* What you will do
Search the data for the string "Component" and extract every line where it appears.

* Data tied to figure images

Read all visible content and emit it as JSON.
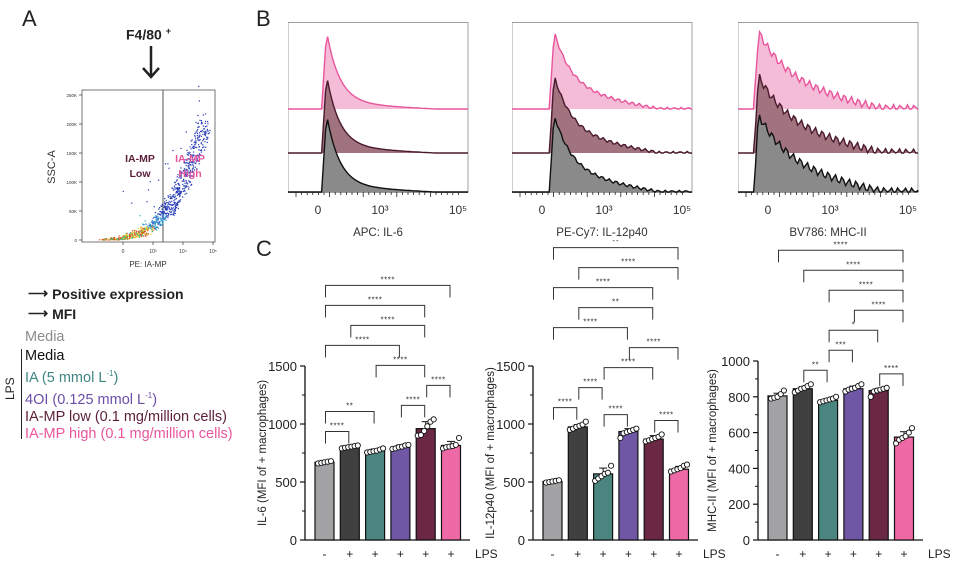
{
  "panels": {
    "a": "A",
    "b": "B",
    "c": "C"
  },
  "panel_a": {
    "gate_title": "F4/80",
    "gate_superscript": "+",
    "ylabel": "SSC-A",
    "xlabel": "PE: IA-MP",
    "yticks": [
      "0",
      "50K",
      "100K",
      "150K",
      "200K",
      "250K"
    ],
    "xticks": [
      "0",
      "10³",
      "10⁴",
      "10⁵"
    ],
    "gate_low": [
      "IA-MP",
      "Low"
    ],
    "gate_high": [
      "IA-MP",
      "High"
    ],
    "arrow_labels": [
      "Positive expression",
      "MFI"
    ]
  },
  "legend": {
    "control": "Media",
    "bracket_label": "LPS",
    "items": [
      {
        "label": "Media",
        "sup": "",
        "tail": "",
        "color": "#111111"
      },
      {
        "label": "IA (5 mmol L",
        "sup": "-1",
        "tail": ")",
        "color": "#3f8580"
      },
      {
        "label": "4OI (0.125 mmol L",
        "sup": "-1",
        "tail": ")",
        "color": "#6a4fa8"
      },
      {
        "label": "IA-MP low (0.1 mg/million cells)",
        "sup": "",
        "tail": "",
        "color": "#5c1f3a"
      },
      {
        "label": "IA-MP high (0.1 mg/million cells)",
        "sup": "",
        "tail": "",
        "color": "#e8559c"
      }
    ],
    "control_color": "#8c8c8c"
  },
  "histograms": [
    {
      "xlabel": "APC: IL-6",
      "xticks": [
        "0",
        "10³",
        "10⁵"
      ]
    },
    {
      "xlabel": "PE-Cy7: IL-12p40",
      "xticks": [
        "0",
        "10³",
        "10⁵"
      ]
    },
    {
      "xlabel": "BV786: MHC-II",
      "xticks": [
        "0",
        "10³",
        "10⁵"
      ]
    }
  ],
  "histogram_colors": {
    "top": "#e8559c",
    "top_fill": "#f4bcd6",
    "mid": "#4a1a2e",
    "mid_fill": "#a0737f",
    "bottom": "#111111",
    "bottom_fill": "#8a8a8a"
  },
  "chart_data": [
    {
      "type": "bar",
      "title": "",
      "ylabel": "IL-6 (MFI of + macrophages)",
      "xlabel": "LPS",
      "categories": [
        "-",
        "+",
        "+",
        "+",
        "+",
        "+"
      ],
      "groups": [
        "Media",
        "LPS Media",
        "LPS IA",
        "LPS 4OI",
        "LPS IA-MP low",
        "LPS IA-MP high"
      ],
      "values": [
        670,
        800,
        770,
        800,
        960,
        815
      ],
      "errors": [
        10,
        8,
        15,
        20,
        60,
        35
      ],
      "points": [
        [
          660,
          665,
          670,
          675,
          680
        ],
        [
          790,
          795,
          800,
          805,
          810,
          815
        ],
        [
          755,
          760,
          765,
          770,
          780,
          790
        ],
        [
          785,
          790,
          800,
          805,
          815,
          820
        ],
        [
          900,
          905,
          940,
          980,
          1020,
          1040
        ],
        [
          790,
          800,
          805,
          810,
          820,
          880
        ]
      ],
      "ylim": [
        0,
        1500
      ],
      "yticks": [
        "0",
        "500",
        "1000",
        "1500"
      ],
      "colors": [
        "#a3a3a6",
        "#404040",
        "#4a8580",
        "#6f57a6",
        "#6a2844",
        "#ee6aa6"
      ],
      "comparisons": [
        {
          "from": 0,
          "to": 1,
          "label": "****"
        },
        {
          "from": 0,
          "to": 2,
          "label": "**"
        },
        {
          "from": 2,
          "to": 4,
          "label": "****"
        },
        {
          "from": 3,
          "to": 4,
          "label": "****"
        },
        {
          "from": 4,
          "to": 5,
          "label": "****"
        },
        {
          "from": 0,
          "to": 3,
          "label": "****"
        },
        {
          "from": 1,
          "to": 4,
          "label": "****"
        },
        {
          "from": 0,
          "to": 4,
          "label": "****"
        },
        {
          "from": 0,
          "to": 5,
          "label": "****"
        }
      ]
    },
    {
      "type": "bar",
      "title": "",
      "ylabel": "IL-12p40 (MFI of + macrophages)",
      "xlabel": "LPS",
      "categories": [
        "-",
        "+",
        "+",
        "+",
        "+",
        "+"
      ],
      "groups": [
        "Media",
        "LPS Media",
        "LPS IA",
        "LPS 4OI",
        "LPS IA-MP low",
        "LPS IA-MP high"
      ],
      "values": [
        505,
        975,
        570,
        935,
        870,
        610
      ],
      "errors": [
        8,
        20,
        50,
        25,
        30,
        25
      ],
      "points": [
        [
          495,
          500,
          505,
          510,
          515
        ],
        [
          950,
          960,
          975,
          985,
          995,
          1020
        ],
        [
          510,
          530,
          550,
          570,
          580,
          640
        ],
        [
          880,
          920,
          930,
          940,
          950,
          960
        ],
        [
          850,
          860,
          870,
          880,
          890,
          910
        ],
        [
          590,
          600,
          610,
          620,
          640,
          650
        ]
      ],
      "ylim": [
        0,
        1500
      ],
      "yticks": [
        "0",
        "500",
        "1000",
        "1500"
      ],
      "colors": [
        "#a3a3a6",
        "#404040",
        "#4a8580",
        "#6f57a6",
        "#6a2844",
        "#ee6aa6"
      ],
      "comparisons": [
        {
          "from": 0,
          "to": 1,
          "label": "****"
        },
        {
          "from": 2,
          "to": 3,
          "label": "****"
        },
        {
          "from": 4,
          "to": 5,
          "label": "****"
        },
        {
          "from": 1,
          "to": 2,
          "label": "****"
        },
        {
          "from": 2,
          "to": 4,
          "label": "****"
        },
        {
          "from": 0,
          "to": 3,
          "label": "****"
        },
        {
          "from": 3,
          "to": 5,
          "label": "****"
        },
        {
          "from": 1,
          "to": 4,
          "label": "**"
        },
        {
          "from": 0,
          "to": 4,
          "label": "****"
        },
        {
          "from": 1,
          "to": 5,
          "label": "****"
        },
        {
          "from": 0,
          "to": 5,
          "label": "**"
        }
      ]
    },
    {
      "type": "bar",
      "title": "",
      "ylabel": "MHC-II (MFI of + macrophages)",
      "xlabel": "LPS",
      "categories": [
        "-",
        "+",
        "+",
        "+",
        "+",
        "+"
      ],
      "groups": [
        "Media",
        "LPS Media",
        "LPS IA",
        "LPS 4OI",
        "LPS IA-MP low",
        "LPS IA-MP high"
      ],
      "values": [
        805,
        845,
        780,
        845,
        835,
        575
      ],
      "errors": [
        15,
        12,
        10,
        15,
        12,
        30
      ],
      "points": [
        [
          790,
          795,
          800,
          815,
          835
        ],
        [
          825,
          835,
          845,
          850,
          860,
          870
        ],
        [
          770,
          775,
          780,
          785,
          790,
          800
        ],
        [
          830,
          840,
          845,
          850,
          860,
          870
        ],
        [
          800,
          830,
          835,
          840,
          845,
          850
        ],
        [
          540,
          560,
          570,
          580,
          600,
          625
        ]
      ],
      "ylim": [
        0,
        1000
      ],
      "yticks": [
        "0",
        "200",
        "400",
        "600",
        "800",
        "1000"
      ],
      "colors": [
        "#a3a3a6",
        "#404040",
        "#4a8580",
        "#6f57a6",
        "#6a2844",
        "#ee6aa6"
      ],
      "comparisons": [
        {
          "from": 1,
          "to": 2,
          "label": "**"
        },
        {
          "from": 2,
          "to": 3,
          "label": "***"
        },
        {
          "from": 4,
          "to": 5,
          "label": "****"
        },
        {
          "from": 2,
          "to": 4,
          "label": "*"
        },
        {
          "from": 3,
          "to": 5,
          "label": "****"
        },
        {
          "from": 2,
          "to": 5,
          "label": "****"
        },
        {
          "from": 1,
          "to": 5,
          "label": "****"
        },
        {
          "from": 0,
          "to": 5,
          "label": "****"
        }
      ]
    }
  ]
}
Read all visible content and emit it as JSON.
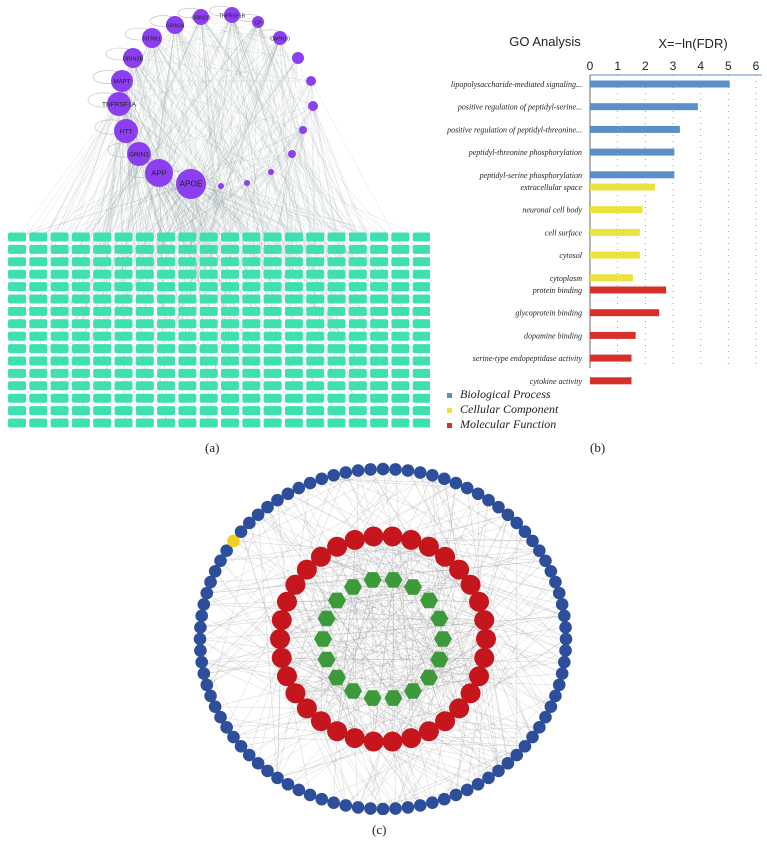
{
  "panel_a": {
    "caption": "(a)",
    "hub_nodes": [
      "GRIN2D",
      "TNFRSF1B",
      "CP",
      "CAPN10",
      "GRIN2A",
      "NTRK1",
      "GRIN2B",
      "MAPT",
      "TNFRSF1A",
      "HTT",
      "GRIN1",
      "APP",
      "APOE"
    ],
    "node_color": "#8b3ff0",
    "target_color": "#3fe0b0"
  },
  "panel_b": {
    "caption": "(b)",
    "chart_data": {
      "type": "bar",
      "orientation": "horizontal",
      "title": "GO Analysis",
      "xlabel": "X=−ln(FDR)",
      "xlim": [
        0,
        6
      ],
      "xticks": [
        0,
        1,
        2,
        3,
        4,
        5,
        6
      ],
      "groups": [
        {
          "name": "Biological Process",
          "color": "#5b8fc9",
          "categories": [
            "lipopolysaccharide-mediated signaling...",
            "positive regulation of peptidyl-serine...",
            "positive regulation of peptidyl-threonine...",
            "peptidyl-threonine phosphorylation",
            "peptidyl-serine phosphorylation"
          ],
          "values": [
            5.05,
            3.9,
            3.25,
            3.05,
            3.05
          ]
        },
        {
          "name": "Cellular Component",
          "color": "#ece23e",
          "categories": [
            "extracellular space",
            "neuronal cell body",
            "cell surface",
            "cytosol",
            "cytoplasm"
          ],
          "values": [
            2.35,
            1.9,
            1.8,
            1.8,
            1.55
          ]
        },
        {
          "name": "Molecular Function",
          "color": "#d6302a",
          "categories": [
            "protein binding",
            "glycoprotein binding",
            "dopamine binding",
            "serine-type endopeptidase activity",
            "cytokine activity"
          ],
          "values": [
            2.75,
            2.5,
            1.65,
            1.5,
            1.5
          ]
        }
      ],
      "legend": [
        "Biological Process",
        "Cellular Component",
        "Molecular Function"
      ],
      "legend_position": "bottom-left",
      "grid": "vertical-dotted"
    }
  },
  "panel_c": {
    "caption": "(c)",
    "outer_color": "#2d4e9a",
    "middle_color": "#c4161c",
    "inner_color": "#3d9a3a",
    "highlight_color": "#f0d020"
  }
}
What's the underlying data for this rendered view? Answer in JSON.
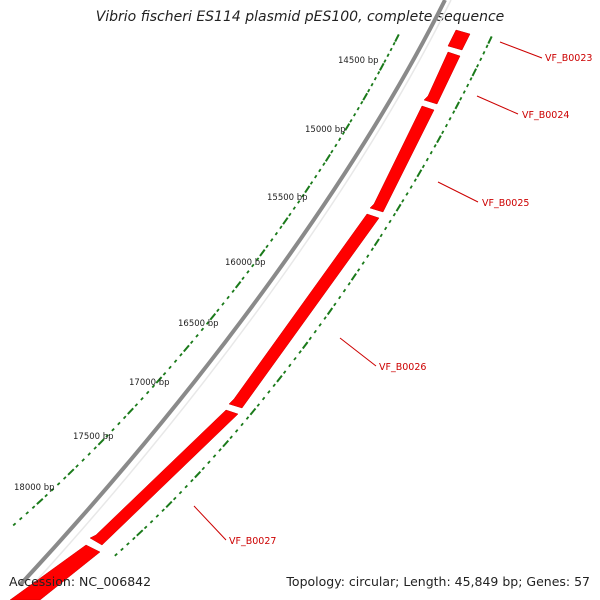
{
  "header": {
    "title": "Vibrio fischeri ES114 plasmid pES100, complete sequence"
  },
  "footer": {
    "accession": "Accession: NC_006842",
    "summary": "Topology: circular; Length: 45,849 bp; Genes: 57"
  },
  "scale_labels": [
    "14500 bp",
    "15000 bp",
    "15500 bp",
    "16000 bp",
    "16500 bp",
    "17000 bp",
    "17500 bp",
    "18000 bp"
  ],
  "genes": [
    "VF_B0023",
    "VF_B0024",
    "VF_B0025",
    "VF_B0026",
    "VF_B0027"
  ],
  "colors": {
    "gene": "#ff0000",
    "gene_label": "#cc0000",
    "backbone": "#8a8a8a",
    "ticks": "#1a7a1a"
  }
}
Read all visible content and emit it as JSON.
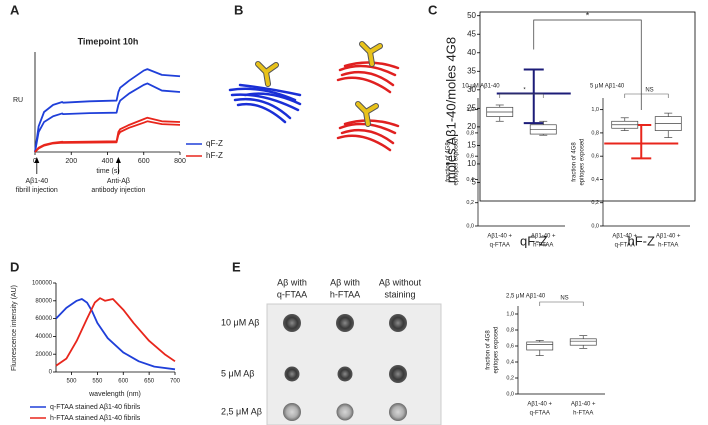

* Worked solution
          "name": "Cellular Component",
        "Cellular Component",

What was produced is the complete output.